___ INFORMATION PROVIDED

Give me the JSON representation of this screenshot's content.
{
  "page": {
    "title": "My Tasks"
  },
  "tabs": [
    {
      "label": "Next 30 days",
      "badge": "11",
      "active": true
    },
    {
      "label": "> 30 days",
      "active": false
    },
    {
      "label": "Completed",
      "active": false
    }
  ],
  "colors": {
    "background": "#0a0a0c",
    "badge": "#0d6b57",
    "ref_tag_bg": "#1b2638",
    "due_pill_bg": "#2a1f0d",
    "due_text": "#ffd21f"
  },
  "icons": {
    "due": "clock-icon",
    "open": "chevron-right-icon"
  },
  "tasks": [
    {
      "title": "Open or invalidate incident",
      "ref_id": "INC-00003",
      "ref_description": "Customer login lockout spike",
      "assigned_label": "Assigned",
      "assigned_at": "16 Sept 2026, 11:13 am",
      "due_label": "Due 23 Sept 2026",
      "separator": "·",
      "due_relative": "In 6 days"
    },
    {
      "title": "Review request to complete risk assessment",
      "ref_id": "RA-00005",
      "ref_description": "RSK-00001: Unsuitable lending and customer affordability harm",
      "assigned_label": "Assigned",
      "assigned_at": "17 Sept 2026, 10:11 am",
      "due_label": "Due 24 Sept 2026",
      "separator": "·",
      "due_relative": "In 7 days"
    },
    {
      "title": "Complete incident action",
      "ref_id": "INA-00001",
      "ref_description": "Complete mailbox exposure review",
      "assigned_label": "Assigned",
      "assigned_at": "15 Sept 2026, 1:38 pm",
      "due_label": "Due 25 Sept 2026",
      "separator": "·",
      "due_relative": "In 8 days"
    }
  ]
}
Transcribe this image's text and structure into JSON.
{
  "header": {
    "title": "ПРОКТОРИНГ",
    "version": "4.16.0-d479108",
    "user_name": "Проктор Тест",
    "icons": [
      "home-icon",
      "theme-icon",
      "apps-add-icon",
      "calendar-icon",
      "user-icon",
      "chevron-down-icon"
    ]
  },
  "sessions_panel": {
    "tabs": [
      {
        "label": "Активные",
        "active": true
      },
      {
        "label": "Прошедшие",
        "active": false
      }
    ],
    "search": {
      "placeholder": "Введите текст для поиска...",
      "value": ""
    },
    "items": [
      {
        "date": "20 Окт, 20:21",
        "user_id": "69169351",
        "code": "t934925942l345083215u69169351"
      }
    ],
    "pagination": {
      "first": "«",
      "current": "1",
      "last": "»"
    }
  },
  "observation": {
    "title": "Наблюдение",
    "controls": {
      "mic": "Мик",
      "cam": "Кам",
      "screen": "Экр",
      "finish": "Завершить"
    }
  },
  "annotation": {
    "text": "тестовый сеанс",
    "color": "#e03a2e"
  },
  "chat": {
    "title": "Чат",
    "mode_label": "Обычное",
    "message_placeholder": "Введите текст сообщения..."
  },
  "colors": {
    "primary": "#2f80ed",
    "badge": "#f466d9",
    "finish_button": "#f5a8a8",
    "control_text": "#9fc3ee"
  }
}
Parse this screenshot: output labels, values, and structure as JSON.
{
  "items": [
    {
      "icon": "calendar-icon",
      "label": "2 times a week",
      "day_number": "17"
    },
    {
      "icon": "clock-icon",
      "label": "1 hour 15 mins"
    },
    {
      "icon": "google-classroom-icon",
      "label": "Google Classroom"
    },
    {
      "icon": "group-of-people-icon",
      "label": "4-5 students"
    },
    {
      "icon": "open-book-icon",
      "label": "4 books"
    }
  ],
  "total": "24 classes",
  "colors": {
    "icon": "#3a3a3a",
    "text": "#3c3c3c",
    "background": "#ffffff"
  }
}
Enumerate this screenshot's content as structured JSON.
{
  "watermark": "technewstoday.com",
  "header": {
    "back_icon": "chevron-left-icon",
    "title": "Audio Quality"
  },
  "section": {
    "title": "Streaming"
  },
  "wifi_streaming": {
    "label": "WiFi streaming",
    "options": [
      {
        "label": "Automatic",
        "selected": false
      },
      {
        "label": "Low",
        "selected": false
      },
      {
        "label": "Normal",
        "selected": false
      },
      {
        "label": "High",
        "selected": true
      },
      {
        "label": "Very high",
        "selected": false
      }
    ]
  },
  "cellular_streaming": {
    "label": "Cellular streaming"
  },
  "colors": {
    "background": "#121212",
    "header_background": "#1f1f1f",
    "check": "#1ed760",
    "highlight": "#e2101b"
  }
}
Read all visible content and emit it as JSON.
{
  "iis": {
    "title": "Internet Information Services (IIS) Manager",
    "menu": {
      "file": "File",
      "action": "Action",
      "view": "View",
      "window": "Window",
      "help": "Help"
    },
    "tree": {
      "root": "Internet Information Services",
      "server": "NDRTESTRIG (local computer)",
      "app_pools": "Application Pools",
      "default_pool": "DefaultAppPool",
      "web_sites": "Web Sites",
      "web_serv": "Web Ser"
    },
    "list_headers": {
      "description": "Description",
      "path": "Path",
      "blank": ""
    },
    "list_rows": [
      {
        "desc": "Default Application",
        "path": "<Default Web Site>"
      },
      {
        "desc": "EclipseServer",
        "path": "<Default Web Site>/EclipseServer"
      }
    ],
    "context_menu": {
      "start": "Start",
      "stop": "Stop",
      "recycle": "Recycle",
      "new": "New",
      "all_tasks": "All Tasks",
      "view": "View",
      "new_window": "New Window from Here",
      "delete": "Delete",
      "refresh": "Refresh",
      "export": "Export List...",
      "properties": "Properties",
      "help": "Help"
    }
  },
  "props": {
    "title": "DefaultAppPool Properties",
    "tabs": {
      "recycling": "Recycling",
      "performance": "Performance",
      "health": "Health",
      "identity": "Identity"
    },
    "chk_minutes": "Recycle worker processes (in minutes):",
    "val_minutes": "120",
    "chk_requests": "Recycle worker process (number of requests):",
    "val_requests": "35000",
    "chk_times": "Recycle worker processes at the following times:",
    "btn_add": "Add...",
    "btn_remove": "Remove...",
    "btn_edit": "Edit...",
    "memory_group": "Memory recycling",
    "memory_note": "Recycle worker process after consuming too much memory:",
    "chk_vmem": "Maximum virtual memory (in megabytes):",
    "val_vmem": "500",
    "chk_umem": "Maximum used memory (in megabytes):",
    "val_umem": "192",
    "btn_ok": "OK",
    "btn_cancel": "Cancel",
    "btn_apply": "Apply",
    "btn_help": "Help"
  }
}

______

→ **INSTRUCTION**
Retype every entry above, word for word.

→ **RESULT OF THE EXERCISE**
Give me the JSON representation of this screenshot's content.
{
  "page": {
    "title": "My Tasks"
  },
  "tabs": [
    {
      "label": "Next 30 days",
      "badge": "11",
      "active": true
    },
    {
      "label": "> 30 days",
      "active": false
    },
    {
      "label": "Completed",
      "active": false
    }
  ],
  "colors": {
    "background": "#0a0a0c",
    "badge": "#0d6b57",
    "ref_tag_bg": "#1b2638",
    "due_pill_bg": "#2a1f0d",
    "due_text": "#ffd21f"
  },
  "icons": {
    "due": "clock-icon",
    "open": "chevron-right-icon"
  },
  "tasks": [
    {
      "title": "Open or invalidate incident",
      "ref_id": "INC-00003",
      "ref_description": "Customer login lockout spike",
      "assigned_label": "Assigned",
      "assigned_at": "16 Sept 2026, 11:13 am",
      "due_label": "Due 23 Sept 2026",
      "separator": "·",
      "due_relative": "In 6 days"
    },
    {
      "title": "Review request to complete risk assessment",
      "ref_id": "RA-00005",
      "ref_description": "RSK-00001: Unsuitable lending and customer affordability harm",
      "assigned_label": "Assigned",
      "assigned_at": "17 Sept 2026, 10:11 am",
      "due_label": "Due 24 Sept 2026",
      "separator": "·",
      "due_relative": "In 7 days"
    },
    {
      "title": "Complete incident action",
      "ref_id": "INA-00001",
      "ref_description": "Complete mailbox exposure review",
      "assigned_label": "Assigned",
      "assigned_at": "15 Sept 2026, 1:38 pm",
      "due_label": "Due 25 Sept 2026",
      "separator": "·",
      "due_relative": "In 8 days"
    }
  ]
}
Transcribe this image's text and structure into JSON.
{
  "header": {
    "title": "ПРОКТОРИНГ",
    "version": "4.16.0-d479108",
    "user_name": "Проктор Тест",
    "icons": [
      "home-icon",
      "theme-icon",
      "apps-add-icon",
      "calendar-icon",
      "user-icon",
      "chevron-down-icon"
    ]
  },
  "sessions_panel": {
    "tabs": [
      {
        "label": "Активные",
        "active": true
      },
      {
        "label": "Прошедшие",
        "active": false
      }
    ],
    "search": {
      "placeholder": "Введите текст для поиска...",
      "value": ""
    },
    "items": [
      {
        "date": "20 Окт, 20:21",
        "user_id": "69169351",
        "code": "t934925942l345083215u69169351"
      }
    ],
    "pagination": {
      "first": "«",
      "current": "1",
      "last": "»"
    }
  },
  "observation": {
    "title": "Наблюдение",
    "controls": {
      "mic": "Мик",
      "cam": "Кам",
      "screen": "Экр",
      "finish": "Завершить"
    }
  },
  "annotation": {
    "text": "тестовый сеанс",
    "color": "#e03a2e"
  },
  "chat": {
    "title": "Чат",
    "mode_label": "Обычное",
    "message_placeholder": "Введите текст сообщения..."
  },
  "colors": {
    "primary": "#2f80ed",
    "badge": "#f466d9",
    "finish_button": "#f5a8a8",
    "control_text": "#9fc3ee"
  }
}
Parse this screenshot: output labels, values, and structure as JSON.
{
  "items": [
    {
      "icon": "calendar-icon",
      "label": "2 times a week",
      "day_number": "17"
    },
    {
      "icon": "clock-icon",
      "label": "1 hour 15 mins"
    },
    {
      "icon": "google-classroom-icon",
      "label": "Google Classroom"
    },
    {
      "icon": "group-of-people-icon",
      "label": "4-5 students"
    },
    {
      "icon": "open-book-icon",
      "label": "4 books"
    }
  ],
  "total": "24 classes",
  "colors": {
    "icon": "#3a3a3a",
    "text": "#3c3c3c",
    "background": "#ffffff"
  }
}
Enumerate this screenshot's content as structured JSON.
{
  "watermark": "technewstoday.com",
  "header": {
    "back_icon": "chevron-left-icon",
    "title": "Audio Quality"
  },
  "section": {
    "title": "Streaming"
  },
  "wifi_streaming": {
    "label": "WiFi streaming",
    "options": [
      {
        "label": "Automatic",
        "selected": false
      },
      {
        "label": "Low",
        "selected": false
      },
      {
        "label": "Normal",
        "selected": false
      },
      {
        "label": "High",
        "selected": true
      },
      {
        "label": "Very high",
        "selected": false
      }
    ]
  },
  "cellular_streaming": {
    "label": "Cellular streaming"
  },
  "colors": {
    "background": "#121212",
    "header_background": "#1f1f1f",
    "check": "#1ed760",
    "highlight": "#e2101b"
  }
}
Read all visible content and emit it as JSON.
{
  "iis": {
    "title": "Internet Information Services (IIS) Manager",
    "menu": {
      "file": "File",
      "action": "Action",
      "view": "View",
      "window": "Window",
      "help": "Help"
    },
    "tree": {
      "root": "Internet Information Services",
      "server": "NDRTESTRIG (local computer)",
      "app_pools": "Application Pools",
      "default_pool": "DefaultAppPool",
      "web_sites": "Web Sites",
      "web_serv": "Web Ser"
    },
    "list_headers": {
      "description": "Description",
      "path": "Path",
      "blank": ""
    },
    "list_rows": [
      {
        "desc": "Default Application",
        "path": "<Default Web Site>"
      },
      {
        "desc": "EclipseServer",
        "path": "<Default Web Site>/EclipseServer"
      }
    ],
    "context_menu": {
      "start": "Start",
      "stop": "Stop",
      "recycle": "Recycle",
      "new": "New",
      "all_tasks": "All Tasks",
      "view": "View",
      "new_window": "New Window from Here",
      "delete": "Delete",
      "refresh": "Refresh",
      "export": "Export List...",
      "properties": "Properties",
      "help": "Help"
    }
  },
  "props": {
    "title": "DefaultAppPool Properties",
    "tabs": {
      "recycling": "Recycling",
      "performance": "Performance",
      "health": "Health",
      "identity": "Identity"
    },
    "chk_minutes": "Recycle worker processes (in minutes):",
    "val_minutes": "120",
    "chk_requests": "Recycle worker process (number of requests):",
    "val_requests": "35000",
    "chk_times": "Recycle worker processes at the following times:",
    "btn_add": "Add...",
    "btn_remove": "Remove...",
    "btn_edit": "Edit...",
    "memory_group": "Memory recycling",
    "memory_note": "Recycle worker process after consuming too much memory:",
    "chk_vmem": "Maximum virtual memory (in megabytes):",
    "val_vmem": "500",
    "chk_umem": "Maximum used memory (in megabytes):",
    "val_umem": "192",
    "btn_ok": "OK",
    "btn_cancel": "Cancel",
    "btn_apply": "Apply",
    "btn_help": "Help"
  }
}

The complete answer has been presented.